* _Written problem_
What number of lines in the material contain the word "FBOS"? Give that number alone.

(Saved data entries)

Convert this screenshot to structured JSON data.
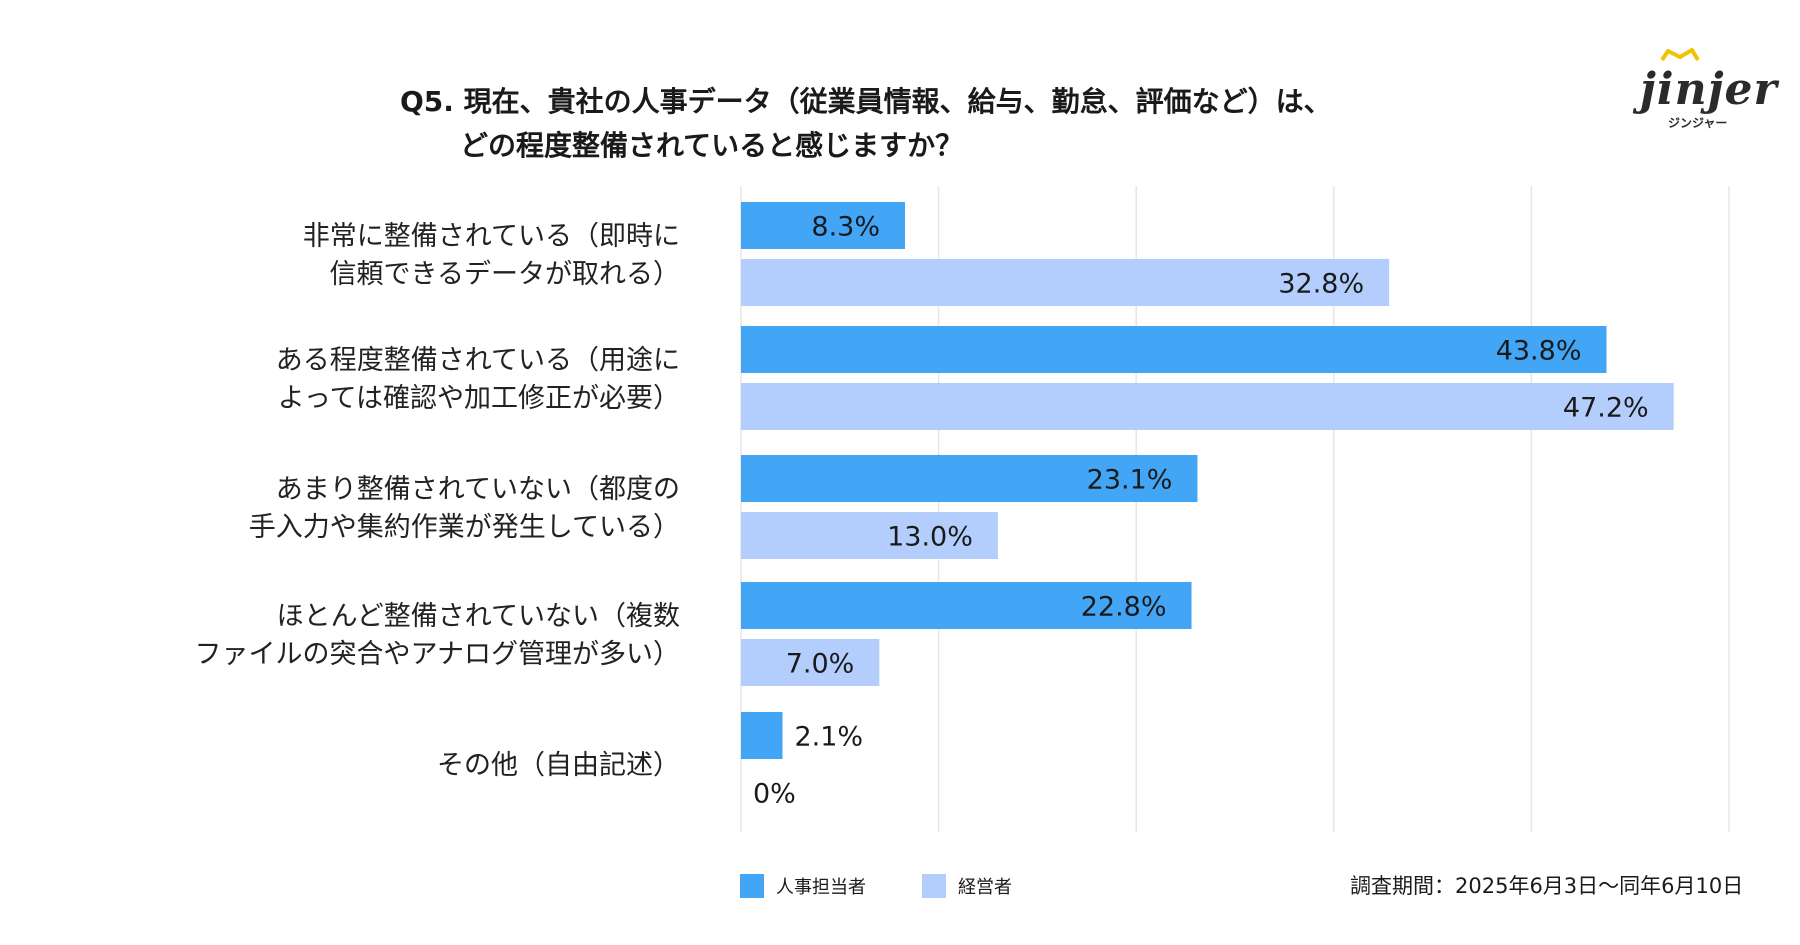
{
  "title": {
    "line1": "Q5. 現在、貴社の人事データ（従業員情報、給与、勤怠、評価など）は、",
    "line2": "どの程度整備されていると感じますか？"
  },
  "logo": {
    "text": "jinjer",
    "subtext": "ジンジャー"
  },
  "survey_period": "調査期間：2025年6月3日〜同年6月10日",
  "colors": {
    "hr": "#42a5f5",
    "exec": "#b3cdfc",
    "grid": "#e6e6e6"
  },
  "chart_data": {
    "type": "bar",
    "orientation": "horizontal",
    "categories": [
      [
        "非常に整備されている（即時に",
        "信頼できるデータが取れる）"
      ],
      [
        "ある程度整備されている（用途に",
        "よっては確認や加工修正が必要）"
      ],
      [
        "あまり整備されていない（都度の",
        "手入力や集約作業が発生している）"
      ],
      [
        "ほとんど整備されていない（複数",
        "ファイルの突合やアナログ管理が多い）"
      ],
      [
        "その他（自由記述）"
      ]
    ],
    "series": [
      {
        "name": "人事担当者",
        "values": [
          8.3,
          43.8,
          23.1,
          22.8,
          2.1
        ],
        "labels": [
          "8.3%",
          "43.8%",
          "23.1%",
          "22.8%",
          "2.1%"
        ]
      },
      {
        "name": "経営者",
        "values": [
          32.8,
          47.2,
          13.0,
          7.0,
          0
        ],
        "labels": [
          "32.8%",
          "47.2%",
          "13.0%",
          "7.0%",
          "0%"
        ]
      }
    ],
    "xlim": [
      0,
      50
    ],
    "grid": true,
    "legend": "bottom-left"
  }
}
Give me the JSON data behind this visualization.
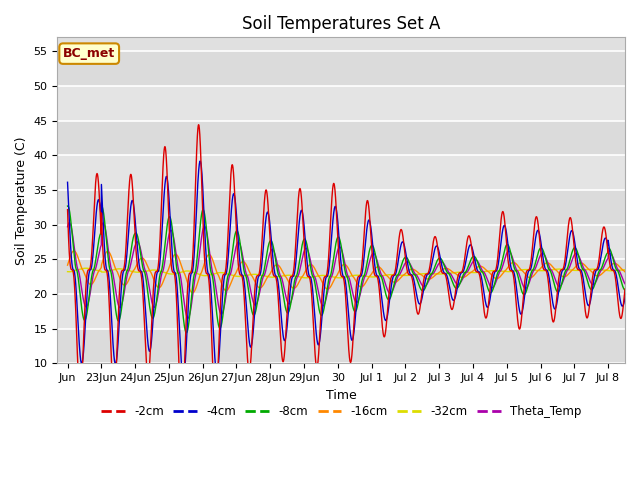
{
  "title": "Soil Temperatures Set A",
  "xlabel": "Time",
  "ylabel": "Soil Temperature (C)",
  "ylim": [
    10,
    57
  ],
  "yticks": [
    10,
    15,
    20,
    25,
    30,
    35,
    40,
    45,
    50,
    55
  ],
  "xtick_labels": [
    "Jun",
    "23Jun",
    "24Jun",
    "25Jun",
    "26Jun",
    "27Jun",
    "28Jun",
    "29Jun",
    "30",
    "Jul 1",
    "Jul 2",
    "Jul 3",
    "Jul 4",
    "Jul 5",
    "Jul 6",
    "Jul 7",
    "Jul 8"
  ],
  "annotation_text": "BC_met",
  "annotation_bg": "#ffffcc",
  "annotation_border": "#cc8800",
  "series_colors": {
    "-2cm": "#dd0000",
    "-4cm": "#0000cc",
    "-8cm": "#00aa00",
    "-16cm": "#ff8800",
    "-32cm": "#dddd00",
    "Theta_Temp": "#aa00aa"
  },
  "background_color": "#e0e0e0",
  "grid_color": "#ffffff",
  "title_fontsize": 12,
  "label_fontsize": 9,
  "tick_fontsize": 8,
  "peak_amplitudes": [
    29,
    17,
    25,
    29,
    20,
    16,
    17,
    18,
    14,
    8,
    7,
    7,
    12,
    10,
    10,
    8
  ],
  "base_mean": 23.0,
  "damping_depth": 7.0,
  "peak_hour": 14.0,
  "depths": [
    2,
    4,
    8,
    16,
    32
  ],
  "theta_depth": 10
}
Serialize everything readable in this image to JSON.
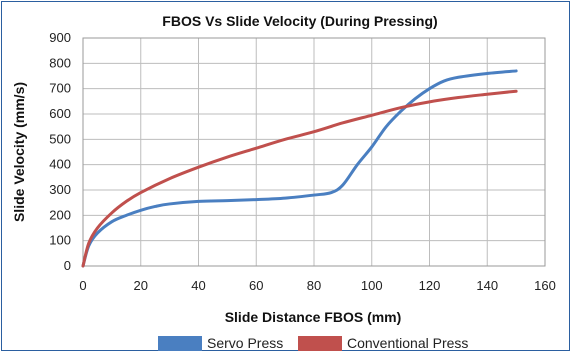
{
  "chart_data": {
    "type": "line",
    "title": "FBOS Vs Slide Velocity (During Pressing)",
    "xlabel": "Slide Distance FBOS (mm)",
    "ylabel": "Slide Velocity (mm/s)",
    "xlim": [
      0,
      160
    ],
    "ylim": [
      0,
      900
    ],
    "x_ticks": [
      "0",
      "20",
      "40",
      "60",
      "80",
      "100",
      "120",
      "140",
      "160"
    ],
    "y_ticks": [
      "0",
      "100",
      "200",
      "300",
      "400",
      "500",
      "600",
      "700",
      "800",
      "900"
    ],
    "grid": true,
    "legend_position": "bottom",
    "series": [
      {
        "name": "Servo Press",
        "color": "#4a7fc1",
        "points": [
          [
            0,
            0
          ],
          [
            2,
            80
          ],
          [
            5,
            130
          ],
          [
            10,
            175
          ],
          [
            15,
            200
          ],
          [
            20,
            220
          ],
          [
            25,
            235
          ],
          [
            30,
            245
          ],
          [
            40,
            255
          ],
          [
            50,
            258
          ],
          [
            60,
            262
          ],
          [
            70,
            268
          ],
          [
            80,
            280
          ],
          [
            86,
            290
          ],
          [
            90,
            320
          ],
          [
            95,
            400
          ],
          [
            100,
            470
          ],
          [
            105,
            550
          ],
          [
            110,
            610
          ],
          [
            115,
            660
          ],
          [
            120,
            700
          ],
          [
            125,
            730
          ],
          [
            130,
            745
          ],
          [
            140,
            760
          ],
          [
            150,
            770
          ]
        ]
      },
      {
        "name": "Conventional Press",
        "color": "#c0504d",
        "points": [
          [
            0,
            0
          ],
          [
            2,
            90
          ],
          [
            5,
            150
          ],
          [
            10,
            210
          ],
          [
            15,
            255
          ],
          [
            20,
            290
          ],
          [
            30,
            345
          ],
          [
            40,
            390
          ],
          [
            50,
            430
          ],
          [
            60,
            465
          ],
          [
            70,
            500
          ],
          [
            80,
            530
          ],
          [
            90,
            565
          ],
          [
            100,
            595
          ],
          [
            110,
            625
          ],
          [
            120,
            648
          ],
          [
            130,
            665
          ],
          [
            140,
            678
          ],
          [
            150,
            690
          ]
        ]
      }
    ]
  }
}
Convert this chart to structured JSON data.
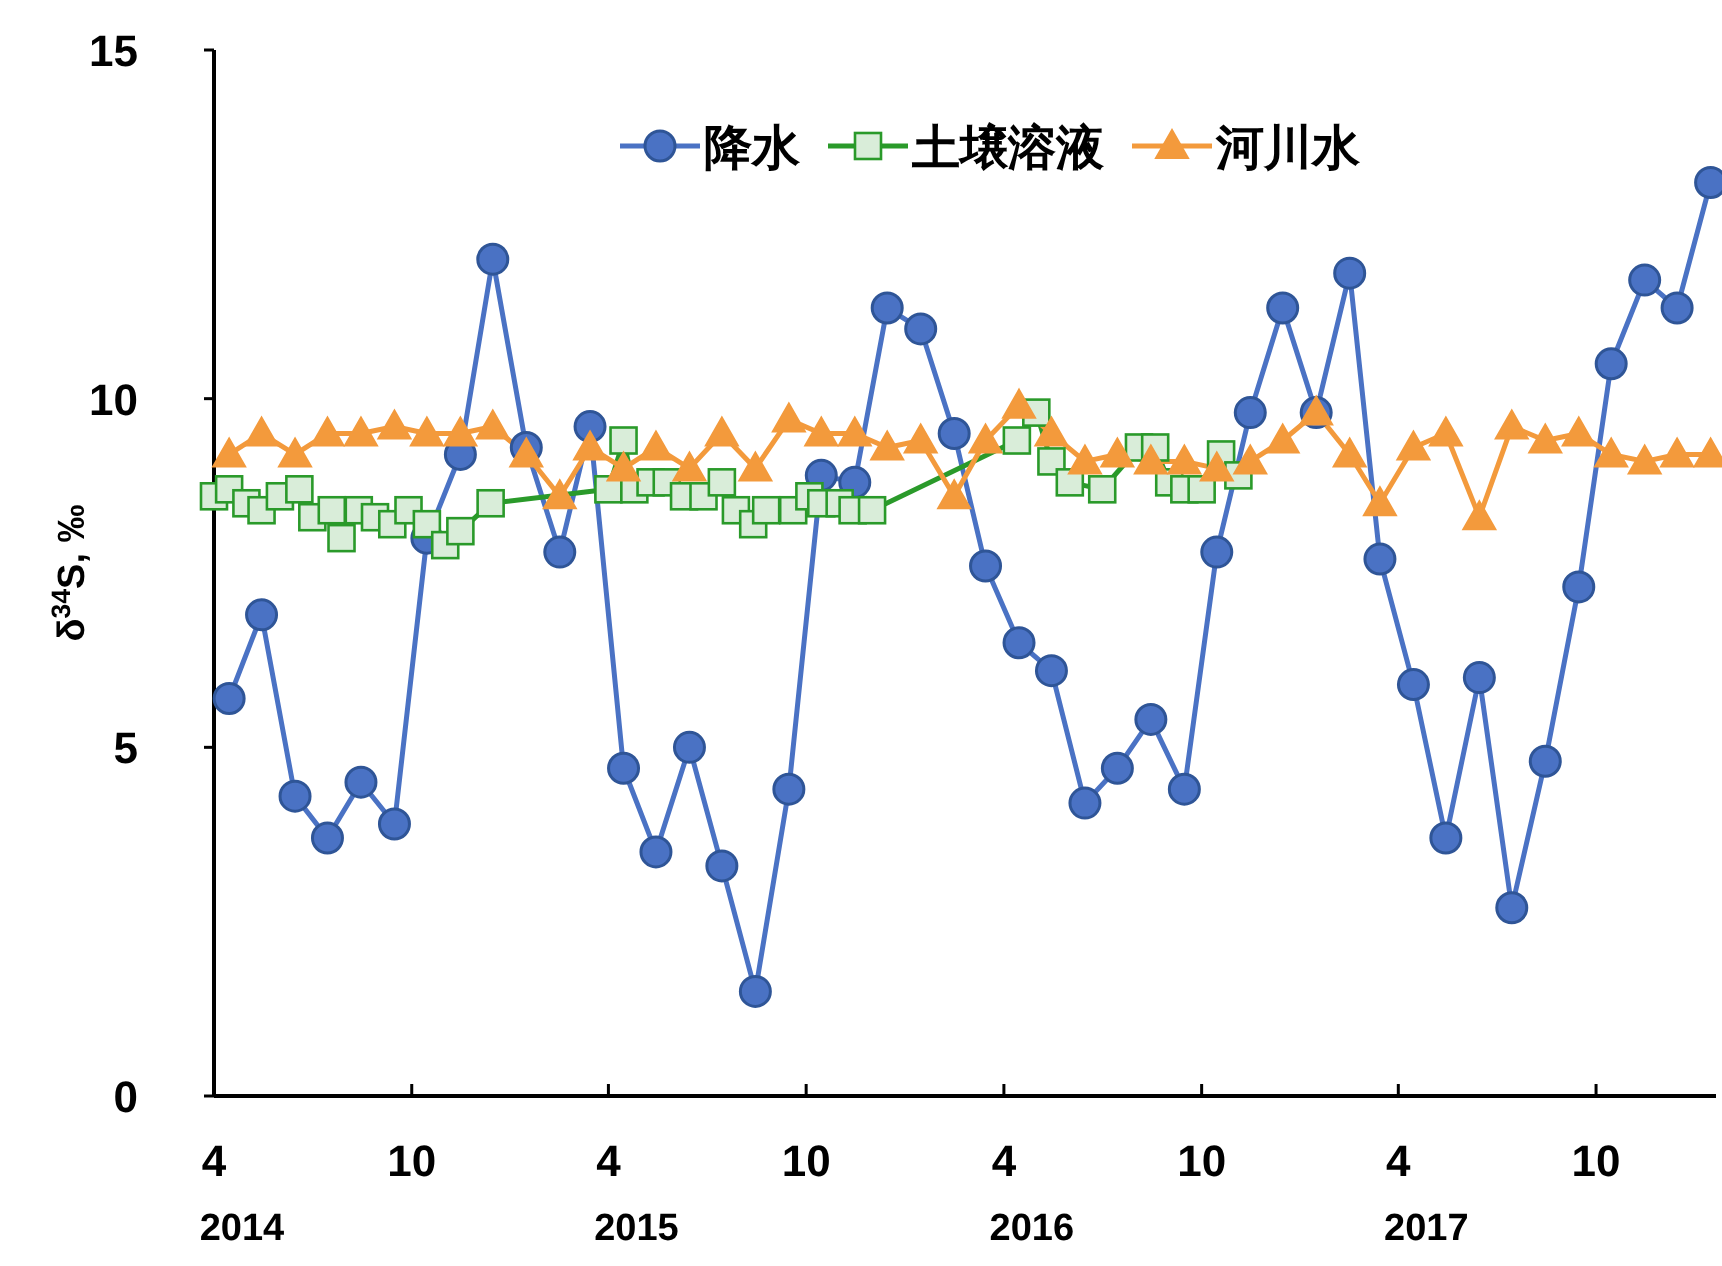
{
  "chart_data": {
    "type": "line",
    "ylabel": "δ$^{34}$S, ‰",
    "xlim": [
      "2014-04-01",
      "2018-01-20"
    ],
    "ylim": [
      0,
      15
    ],
    "yticks": [
      0,
      5,
      10,
      15
    ],
    "xticks": [
      {
        "value": "2014-04",
        "label": "4"
      },
      {
        "value": "2014-10",
        "label": "10"
      },
      {
        "value": "2015-04",
        "label": "4"
      },
      {
        "value": "2015-10",
        "label": "10"
      },
      {
        "value": "2016-04",
        "label": "4"
      },
      {
        "value": "2016-10",
        "label": "10"
      },
      {
        "value": "2017-04",
        "label": "4"
      },
      {
        "value": "2017-10",
        "label": "10"
      }
    ],
    "annotations": [
      "2014",
      "2015",
      "2016",
      "2017"
    ],
    "grid": false,
    "legend": "top",
    "line_style": "solid",
    "x": [
      "2014-04-15",
      "2014-05-15",
      "2014-06-15",
      "2014-07-15",
      "2014-08-15",
      "2014-09-15",
      "2014-10-15",
      "2014-11-15",
      "2014-12-15",
      "2015-01-15",
      "2015-02-15",
      "2015-03-15",
      "2015-04-15",
      "2015-05-15",
      "2015-06-15",
      "2015-07-15",
      "2015-08-15",
      "2015-09-15",
      "2015-10-15",
      "2015-11-15",
      "2015-12-15",
      "2016-01-15",
      "2016-02-15",
      "2016-03-15",
      "2016-04-15",
      "2016-05-15",
      "2016-06-15",
      "2016-07-15",
      "2016-08-15",
      "2016-09-15",
      "2016-10-15",
      "2016-11-15",
      "2016-12-15",
      "2017-01-15",
      "2017-02-15",
      "2017-03-15",
      "2017-04-15",
      "2017-05-15",
      "2017-06-15",
      "2017-07-15",
      "2017-08-15",
      "2017-09-15",
      "2017-10-15",
      "2017-11-15",
      "2017-12-15",
      "2018-01-15"
    ],
    "series": [
      {
        "name": "降水",
        "color": "#4a72c4",
        "marker": "circle",
        "values": [
          5.7,
          6.9,
          4.3,
          3.7,
          4.5,
          3.9,
          8.0,
          9.2,
          12.0,
          9.3,
          7.8,
          9.6,
          4.7,
          3.5,
          5.0,
          3.3,
          1.5,
          4.4,
          8.9,
          8.8,
          11.3,
          11.0,
          9.5,
          7.6,
          6.5,
          6.1,
          4.2,
          4.7,
          5.4,
          4.4,
          7.8,
          9.8,
          11.3,
          9.8,
          11.8,
          7.7,
          5.9,
          3.7,
          6.0,
          2.7,
          4.8,
          7.3,
          10.5,
          11.7,
          11.3,
          13.1
        ]
      },
      {
        "name": "土壌溶液",
        "color": "#2a9a2a",
        "marker": "square",
        "x": [
          "2014-04-01",
          "2014-04-15",
          "2014-05-01",
          "2014-05-15",
          "2014-06-01",
          "2014-06-19",
          "2014-07-01",
          "2014-07-19",
          "2014-07-28",
          "2014-08-13",
          "2014-08-28",
          "2014-09-13",
          "2014-09-28",
          "2014-10-15",
          "2014-11-01",
          "2014-11-15",
          "2014-12-13",
          "2015-04-01",
          "2015-04-15",
          "2015-04-25",
          "2015-05-10",
          "2015-05-25",
          "2015-06-10",
          "2015-06-28",
          "2015-07-15",
          "2015-07-28",
          "2015-08-13",
          "2015-08-25",
          "2015-09-19",
          "2015-10-04",
          "2015-10-15",
          "2015-11-01",
          "2015-11-13",
          "2015-12-01",
          "2016-04-13",
          "2016-05-01",
          "2016-05-15",
          "2016-06-01",
          "2016-07-01",
          "2016-08-04",
          "2016-08-19",
          "2016-09-01",
          "2016-09-15",
          "2016-10-01",
          "2016-10-19",
          "2016-11-04"
        ],
        "values": [
          8.6,
          8.7,
          8.5,
          8.4,
          8.6,
          8.7,
          8.3,
          8.4,
          8.0,
          8.4,
          8.3,
          8.2,
          8.4,
          8.2,
          7.9,
          8.1,
          8.5,
          8.7,
          9.4,
          8.7,
          8.8,
          8.8,
          8.6,
          8.6,
          8.8,
          8.4,
          8.2,
          8.4,
          8.4,
          8.6,
          8.5,
          8.5,
          8.4,
          8.4,
          9.4,
          9.8,
          9.1,
          8.8,
          8.7,
          9.3,
          9.3,
          8.8,
          8.7,
          8.7,
          9.2,
          8.9
        ]
      },
      {
        "name": "河川水",
        "color": "#f39a3c",
        "marker": "triangle",
        "values": [
          9.2,
          9.5,
          9.2,
          9.5,
          9.5,
          9.6,
          9.5,
          9.5,
          9.6,
          9.2,
          8.6,
          9.3,
          9.0,
          9.3,
          9.0,
          9.5,
          9.0,
          9.7,
          9.5,
          9.5,
          9.3,
          9.4,
          8.6,
          9.4,
          9.9,
          9.5,
          9.1,
          9.2,
          9.1,
          9.1,
          9.0,
          9.1,
          9.4,
          9.8,
          9.2,
          8.5,
          9.3,
          9.5,
          8.3,
          9.6,
          9.4,
          9.5,
          9.2,
          9.1,
          9.2,
          9.2
        ]
      }
    ]
  }
}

* _Exercise answer_
2